[Dataset listings of figures]
BEGIN

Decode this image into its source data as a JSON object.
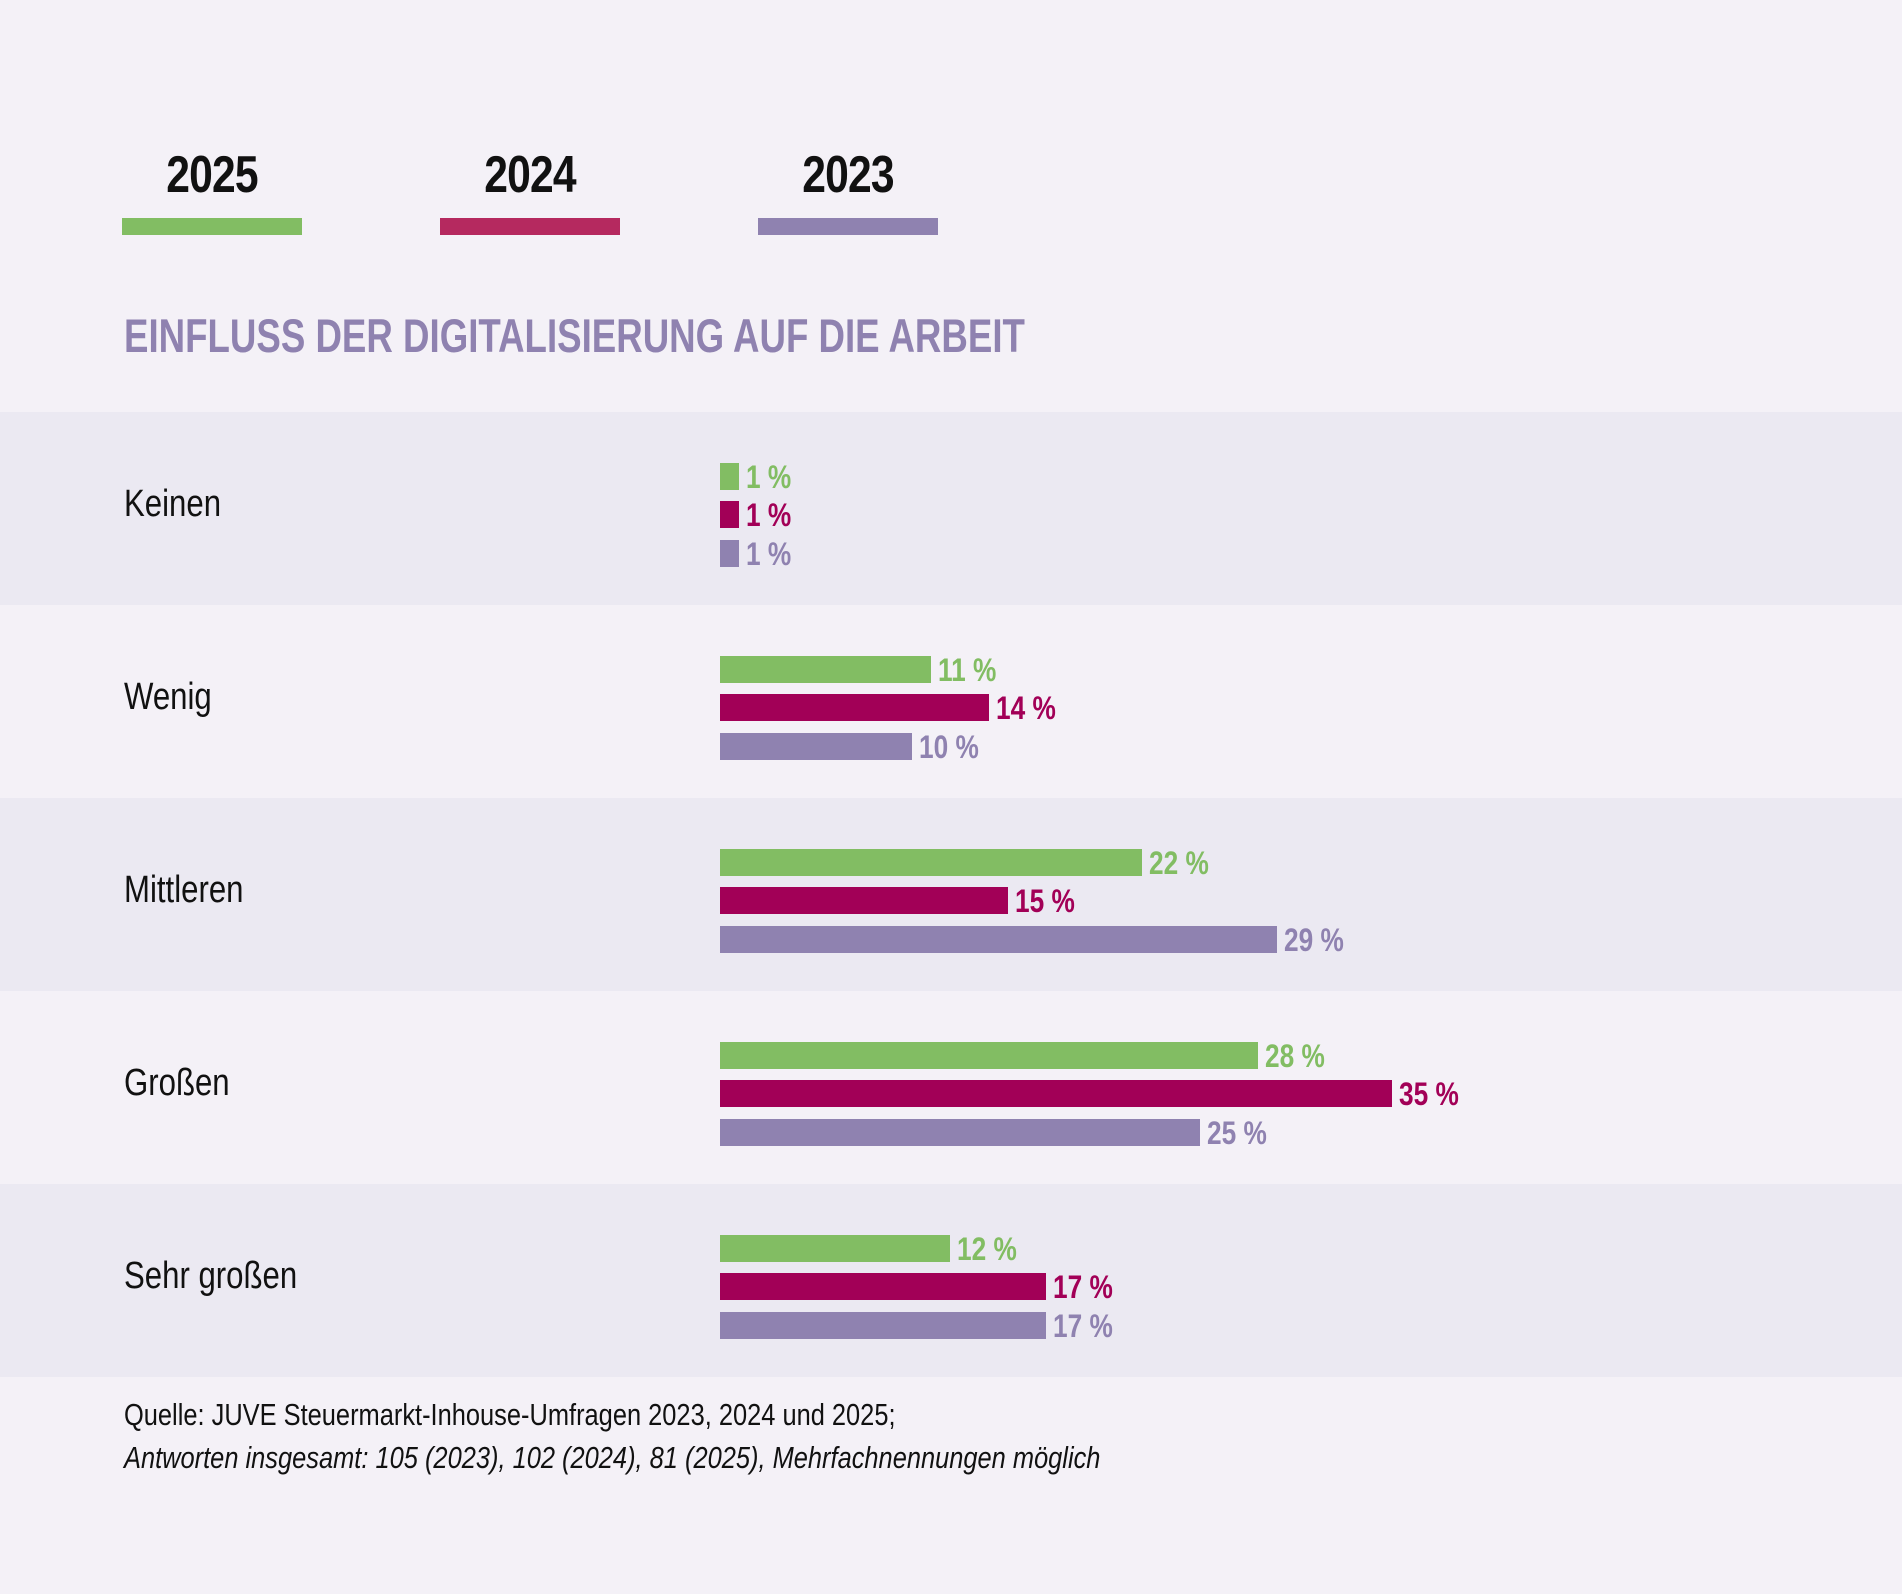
{
  "legend": [
    {
      "label": "2025",
      "color": "#82bd63"
    },
    {
      "label": "2024",
      "color": "#b5295f"
    },
    {
      "label": "2023",
      "color": "#8f82b0"
    }
  ],
  "chart_data": {
    "type": "bar",
    "orientation": "horizontal",
    "title": "EINFLUSS DER DIGITALISIERUNG AUF DIE ARBEIT",
    "categories": [
      "Keinen",
      "Wenig",
      "Mittleren",
      "Großen",
      "Sehr großen"
    ],
    "series": [
      {
        "name": "2025",
        "color": "#82bd63",
        "values": [
          1,
          11,
          22,
          28,
          12
        ],
        "labels": [
          "1 %",
          "11 %",
          "22 %",
          "28 %",
          "12 %"
        ]
      },
      {
        "name": "2024",
        "color": "#a20057",
        "values": [
          1,
          14,
          15,
          35,
          17
        ],
        "labels": [
          "1 %",
          "14 %",
          "15 %",
          "35 %",
          "17 %"
        ]
      },
      {
        "name": "2023",
        "color": "#8f82b0",
        "values": [
          1,
          10,
          29,
          25,
          17
        ],
        "labels": [
          "1 %",
          "10 %",
          "29 %",
          "25 %",
          "17 %"
        ]
      }
    ],
    "unit": "%",
    "xlim": [
      0,
      35
    ],
    "grid": false,
    "legend_position": "top-left"
  },
  "footer": {
    "source": "Quelle: JUVE Steuermarkt-Inhouse-Umfragen 2023, 2024 und 2025;",
    "note": "Antworten insgesamt: 105 (2023), 102 (2024), 81 (2025), Mehrfachnennungen möglich"
  }
}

END

WHAT IS BEING ASKED »
Transcribe all of the material exactly, leaving out whatever pictures it contains.

THE COMPLETED TASK »
Decode this image into its source data as a JSON object.
{
  "legend": [
    {
      "label": "2025",
      "color": "#82bd63"
    },
    {
      "label": "2024",
      "color": "#b5295f"
    },
    {
      "label": "2023",
      "color": "#8f82b0"
    }
  ],
  "chart_data": {
    "type": "bar",
    "orientation": "horizontal",
    "title": "EINFLUSS DER DIGITALISIERUNG AUF DIE ARBEIT",
    "categories": [
      "Keinen",
      "Wenig",
      "Mittleren",
      "Großen",
      "Sehr großen"
    ],
    "series": [
      {
        "name": "2025",
        "color": "#82bd63",
        "values": [
          1,
          11,
          22,
          28,
          12
        ],
        "labels": [
          "1 %",
          "11 %",
          "22 %",
          "28 %",
          "12 %"
        ]
      },
      {
        "name": "2024",
        "color": "#a20057",
        "values": [
          1,
          14,
          15,
          35,
          17
        ],
        "labels": [
          "1 %",
          "14 %",
          "15 %",
          "35 %",
          "17 %"
        ]
      },
      {
        "name": "2023",
        "color": "#8f82b0",
        "values": [
          1,
          10,
          29,
          25,
          17
        ],
        "labels": [
          "1 %",
          "10 %",
          "29 %",
          "25 %",
          "17 %"
        ]
      }
    ],
    "unit": "%",
    "xlim": [
      0,
      35
    ],
    "grid": false,
    "legend_position": "top-left"
  },
  "footer": {
    "source": "Quelle: JUVE Steuermarkt-Inhouse-Umfragen 2023, 2024 und 2025;",
    "note": "Antworten insgesamt: 105 (2023), 102 (2024), 81 (2025), Mehrfachnennungen möglich"
  }
}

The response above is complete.